# Problem details:
Render the material again word for word, skipping the pictures in it.

# Excerpted records:
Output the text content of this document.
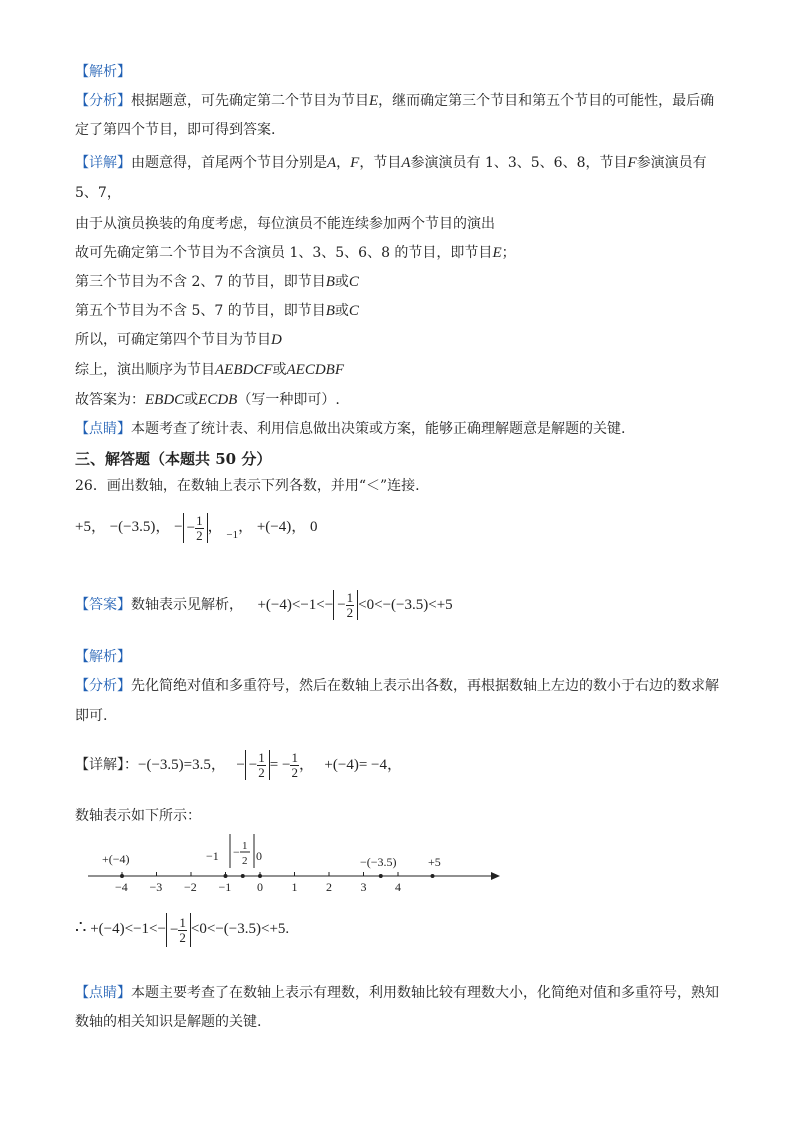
【解析】
【分析】根据题意，可先确定第二个节目为节目E，继而确定第三个节目和第五个节目的可能性，最后确
定了第四个节目，即可得到答案.
【详解】由题意得，首尾两个节目分别是A，F，节目A参演演员有 1、3、5、6、8，节目F参演演员有
5、7，
由于从演员换装的角度考虑，每位演员不能连续参加两个节目的演出
故可先确定第二个节目为不含演员 1、3、5、6、8 的节目，即节目E；
第三个节目为不含 2、7 的节目，即节目B或C
第五个节目为不含 5、7 的节目，即节目B或C
所以，可确定第四个节目为节目D
综上，演出顺序为节目AEBDCF或AECDBF
故答案为：EBDC或ECDB（写一种即可）.
【点睛】本题考查了统计表、利用信息做出决策或方案，能够正确理解题意是解题的关键.
三、解答题（本题共 50 分）
26．画出数轴，在数轴上表示下列各数，并用“＜”连接.
+5， −(−3.5)， − − $\frac{1}{2}$ ， $_{-1}$， +(−4)， 0
【答案】数轴表示见解析， $+(-4)<-1<- - \frac{1}{2} <0<-(-3.5)<+5$
【解析】
【分析】先化简绝对值和多重符号，然后在数轴上表示出各数，再根据数轴上左边的数小于右边的数求解
即可.
【详解】：−(−3.5)=3.5， − − $\frac{1}{2}$ = − $\frac{1}{2}$ ， +(−4)= −4，
数轴表示如下所示：
−4 −3 −2 −1 0 1 2 3 4
+(−4)	−1 − 1
2 0	−(−3.5)	+5
∴ $+(-4)<-1<- - \frac{1}{2} <0<-(-3.5)<+5$.
【点睛】本题主要考查了在数轴上表示有理数，利用数轴比较有理数大小，化简绝对值和多重符号，熟知
数轴的相关知识是解题的关键.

# Result below:
Output the text content of this document.
【解析】
【分析】根据题意，可先确定第二个节目为节目E，继而确定第三个节目和第五个节目的可能性，最后确
定了第四个节目，即可得到答案.
【详解】由题意得，首尾两个节目分别是A，F，节目A参演演员有 1、3、5、6、8，节目F参演演员有
5、7，
由于从演员换装的角度考虑，每位演员不能连续参加两个节目的演出
故可先确定第二个节目为不含演员 1、3、5、6、8 的节目，即节目E；
第三个节目为不含 2、7 的节目，即节目B或C
第五个节目为不含 5、7 的节目，即节目B或C
所以，可确定第四个节目为节目D
综上，演出顺序为节目AEBDCF或AECDBF
故答案为：EBDC或ECDB（写一种即可）.
【点睛】本题考查了统计表、利用信息做出决策或方案，能够正确理解题意是解题的关键.
三、解答题（本题共 50 分）
26．画出数轴，在数轴上表示下列各数，并用“＜”连接.
+5， −(−3.5)， − − $\frac{1}{2}$ ， $_{-1}$， +(−4)， 0
【答案】数轴表示见解析， $+(-4)<-1<- - \frac{1}{2} <0<-(-3.5)<+5$
【解析】
【分析】先化简绝对值和多重符号，然后在数轴上表示出各数，再根据数轴上左边的数小于右边的数求解
即可.
【详解】：−(−3.5)=3.5， − − $\frac{1}{2}$ = − $\frac{1}{2}$ ， +(−4)= −4，
数轴表示如下所示：
−4 −3 −2 −1 0 1 2 3 4
+(−4)	−1 − 1
2 0	−(−3.5)	+5
∴ $+(-4)<-1<- - \frac{1}{2} <0<-(-3.5)<+5$.
【点睛】本题主要考查了在数轴上表示有理数，利用数轴比较有理数大小，化简绝对值和多重符号，熟知
数轴的相关知识是解题的关键.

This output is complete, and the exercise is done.